+++ Information shown

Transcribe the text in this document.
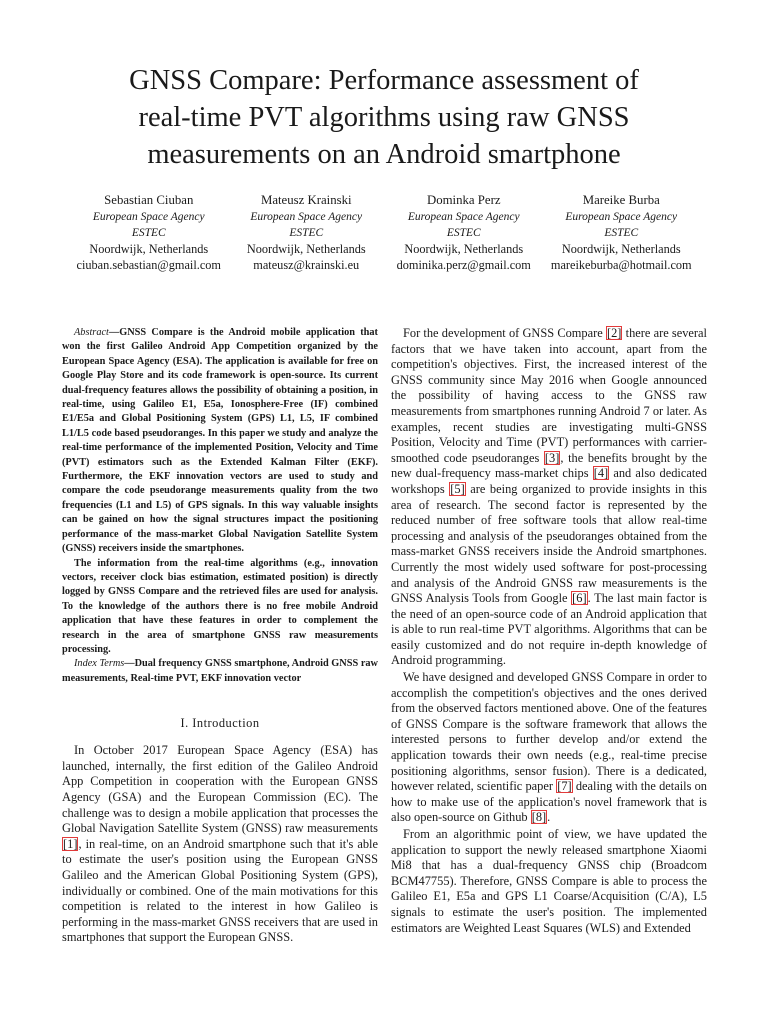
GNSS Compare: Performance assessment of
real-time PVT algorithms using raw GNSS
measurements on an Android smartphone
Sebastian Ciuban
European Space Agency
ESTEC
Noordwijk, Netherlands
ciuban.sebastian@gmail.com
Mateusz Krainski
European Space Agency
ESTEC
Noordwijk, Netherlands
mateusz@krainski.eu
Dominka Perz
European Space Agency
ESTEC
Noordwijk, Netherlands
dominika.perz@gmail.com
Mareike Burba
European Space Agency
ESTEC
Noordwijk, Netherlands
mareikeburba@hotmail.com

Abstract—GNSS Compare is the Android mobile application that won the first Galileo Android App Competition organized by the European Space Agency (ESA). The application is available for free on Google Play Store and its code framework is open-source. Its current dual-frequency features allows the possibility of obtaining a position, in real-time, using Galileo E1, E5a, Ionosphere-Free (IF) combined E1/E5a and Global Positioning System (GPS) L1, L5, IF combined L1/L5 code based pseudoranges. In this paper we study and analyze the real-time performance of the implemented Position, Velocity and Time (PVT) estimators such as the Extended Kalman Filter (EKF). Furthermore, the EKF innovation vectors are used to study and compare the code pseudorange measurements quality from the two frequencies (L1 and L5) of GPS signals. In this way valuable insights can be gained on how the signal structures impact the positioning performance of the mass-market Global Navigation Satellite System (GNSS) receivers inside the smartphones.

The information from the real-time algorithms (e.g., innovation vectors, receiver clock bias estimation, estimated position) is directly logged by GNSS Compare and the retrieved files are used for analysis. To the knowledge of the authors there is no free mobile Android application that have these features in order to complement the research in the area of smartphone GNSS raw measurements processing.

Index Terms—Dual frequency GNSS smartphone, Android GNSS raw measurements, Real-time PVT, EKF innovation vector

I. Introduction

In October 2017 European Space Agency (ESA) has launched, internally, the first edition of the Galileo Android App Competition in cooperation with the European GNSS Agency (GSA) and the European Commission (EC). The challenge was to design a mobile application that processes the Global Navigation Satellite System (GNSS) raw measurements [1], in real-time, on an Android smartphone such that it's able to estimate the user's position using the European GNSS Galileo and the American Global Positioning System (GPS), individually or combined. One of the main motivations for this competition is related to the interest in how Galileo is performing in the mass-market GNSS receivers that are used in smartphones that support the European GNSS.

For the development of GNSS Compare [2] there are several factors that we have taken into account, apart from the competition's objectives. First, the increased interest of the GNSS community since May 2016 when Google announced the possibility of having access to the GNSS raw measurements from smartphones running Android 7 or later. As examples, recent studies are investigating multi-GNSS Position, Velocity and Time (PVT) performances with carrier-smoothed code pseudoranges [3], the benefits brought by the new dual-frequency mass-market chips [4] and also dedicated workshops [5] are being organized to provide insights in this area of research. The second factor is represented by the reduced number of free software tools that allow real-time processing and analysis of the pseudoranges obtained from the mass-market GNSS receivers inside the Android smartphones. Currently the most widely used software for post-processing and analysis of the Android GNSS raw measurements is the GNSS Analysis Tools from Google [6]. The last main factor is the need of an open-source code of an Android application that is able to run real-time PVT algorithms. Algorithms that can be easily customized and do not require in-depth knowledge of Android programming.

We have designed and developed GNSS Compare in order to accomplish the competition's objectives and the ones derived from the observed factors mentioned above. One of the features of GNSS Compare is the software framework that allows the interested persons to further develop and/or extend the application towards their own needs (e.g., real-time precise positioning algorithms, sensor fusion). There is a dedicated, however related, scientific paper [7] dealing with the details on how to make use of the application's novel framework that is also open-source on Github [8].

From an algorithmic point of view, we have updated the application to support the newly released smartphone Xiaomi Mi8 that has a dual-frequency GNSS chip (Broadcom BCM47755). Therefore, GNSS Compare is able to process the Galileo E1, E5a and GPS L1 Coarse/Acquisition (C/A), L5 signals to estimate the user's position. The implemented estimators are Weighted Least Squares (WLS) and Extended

++++++

- Directions for this task:
Copy out every line holding the string "signals".

- Correct result:
Abstract—GNSS Compare is the Android mobile application that won the first Galileo Android App Competition organized by the European Space Agency (ESA). The application is available for free on Google Play Store and its code framework is open-source. Its current dual-frequency features allows the possibility of obtaining a position, in real-time, using Galileo E1, E5a, Ionosphere-Free (IF) combined E1/E5a and Global Positioning System (GPS) L1, L5, IF combined L1/L5 code based pseudoranges. In this paper we study and analyze the real-time performance of the implemented Position, Velocity and Time (PVT) estimators such as the Extended Kalman Filter (EKF). Furthermore, the EKF innovation vectors are used to study and compare the code pseudorange measurements quality from the two frequencies (L1 and L5) of GPS signals. In this way valuable insights can be gained on how the signal structures impact the positioning performance of the mass-market Global Navigation Satellite System (GNSS) receivers inside the smartphones.
From an algorithmic point of view, we have updated the application to support the newly released smartphone Xiaomi Mi8 that has a dual-frequency GNSS chip (Broadcom BCM47755). Therefore, GNSS Compare is able to process the Galileo E1, E5a and GPS L1 Coarse/Acquisition (C/A), L5 signals to estimate the user's position. The implemented estimators are Weighted Least Squares (WLS) and Extended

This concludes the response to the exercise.